• [Dataset entries]:

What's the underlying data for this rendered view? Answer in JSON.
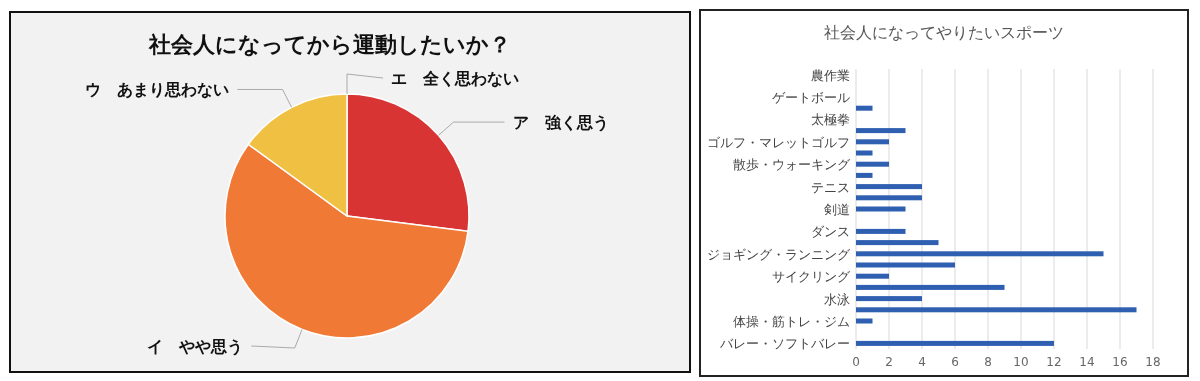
{
  "chart_data": [
    {
      "type": "pie",
      "title": "社会人になってから運動したいか？",
      "categories": [
        "ア　強く思う",
        "イ　やや思う",
        "ウ　あまり思わない",
        "エ　全く思わない"
      ],
      "values": [
        27,
        58,
        15,
        0
      ],
      "colors": [
        "#d93434",
        "#f07a35",
        "#efc042",
        "#9a1a1a"
      ]
    },
    {
      "type": "bar",
      "orientation": "horizontal",
      "title": "社会人になってやりたいスポーツ",
      "categories": [
        "農作業",
        null,
        "ゲートボール",
        null,
        "太極拳",
        null,
        "ゴルフ・マレットゴルフ",
        null,
        "散歩・ウォーキング",
        null,
        "テニス",
        null,
        "剣道",
        null,
        "ダンス",
        null,
        "ジョギング・ランニング",
        null,
        "サイクリング",
        null,
        "水泳",
        null,
        "体操・筋トレ・ジム",
        null,
        "バレー・ソフトバレー"
      ],
      "values": [
        0,
        0,
        0,
        1,
        0,
        3,
        2,
        1,
        2,
        1,
        4,
        4,
        3,
        0,
        3,
        5,
        15,
        6,
        2,
        9,
        4,
        17,
        1,
        0,
        12
      ],
      "color": "#2e5fb0",
      "xlim": [
        0,
        18
      ],
      "xticks": [
        0,
        2,
        4,
        6,
        8,
        10,
        12,
        14,
        16,
        18
      ],
      "grid": "x"
    }
  ]
}
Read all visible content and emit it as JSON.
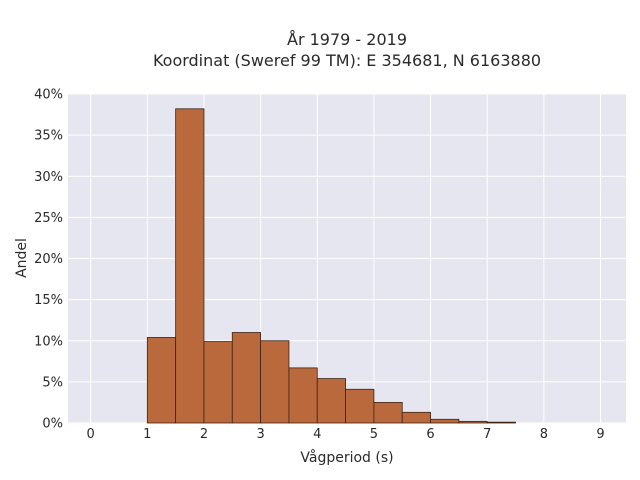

• [Directions for this task]: Your task is to return the entries above exactly, with no pictures.

• [Finished task]:
What's the underlying data for this rendered view? Answer in JSON.
{
  "chart_data": [
    {
      "type": "pie",
      "title": "社会人になってから運動したいか？",
      "categories": [
        "ア　強く思う",
        "イ　やや思う",
        "ウ　あまり思わない",
        "エ　全く思わない"
      ],
      "values": [
        27,
        58,
        15,
        0
      ],
      "colors": [
        "#d93434",
        "#f07a35",
        "#efc042",
        "#9a1a1a"
      ]
    },
    {
      "type": "bar",
      "orientation": "horizontal",
      "title": "社会人になってやりたいスポーツ",
      "categories": [
        "農作業",
        null,
        "ゲートボール",
        null,
        "太極拳",
        null,
        "ゴルフ・マレットゴルフ",
        null,
        "散歩・ウォーキング",
        null,
        "テニス",
        null,
        "剣道",
        null,
        "ダンス",
        null,
        "ジョギング・ランニング",
        null,
        "サイクリング",
        null,
        "水泳",
        null,
        "体操・筋トレ・ジム",
        null,
        "バレー・ソフトバレー"
      ],
      "values": [
        0,
        0,
        0,
        1,
        0,
        3,
        2,
        1,
        2,
        1,
        4,
        4,
        3,
        0,
        3,
        5,
        15,
        6,
        2,
        9,
        4,
        17,
        1,
        0,
        12
      ],
      "color": "#2e5fb0",
      "xlim": [
        0,
        18
      ],
      "xticks": [
        0,
        2,
        4,
        6,
        8,
        10,
        12,
        14,
        16,
        18
      ],
      "grid": "x"
    }
  ]
}
Read all visible content and emit it as JSON.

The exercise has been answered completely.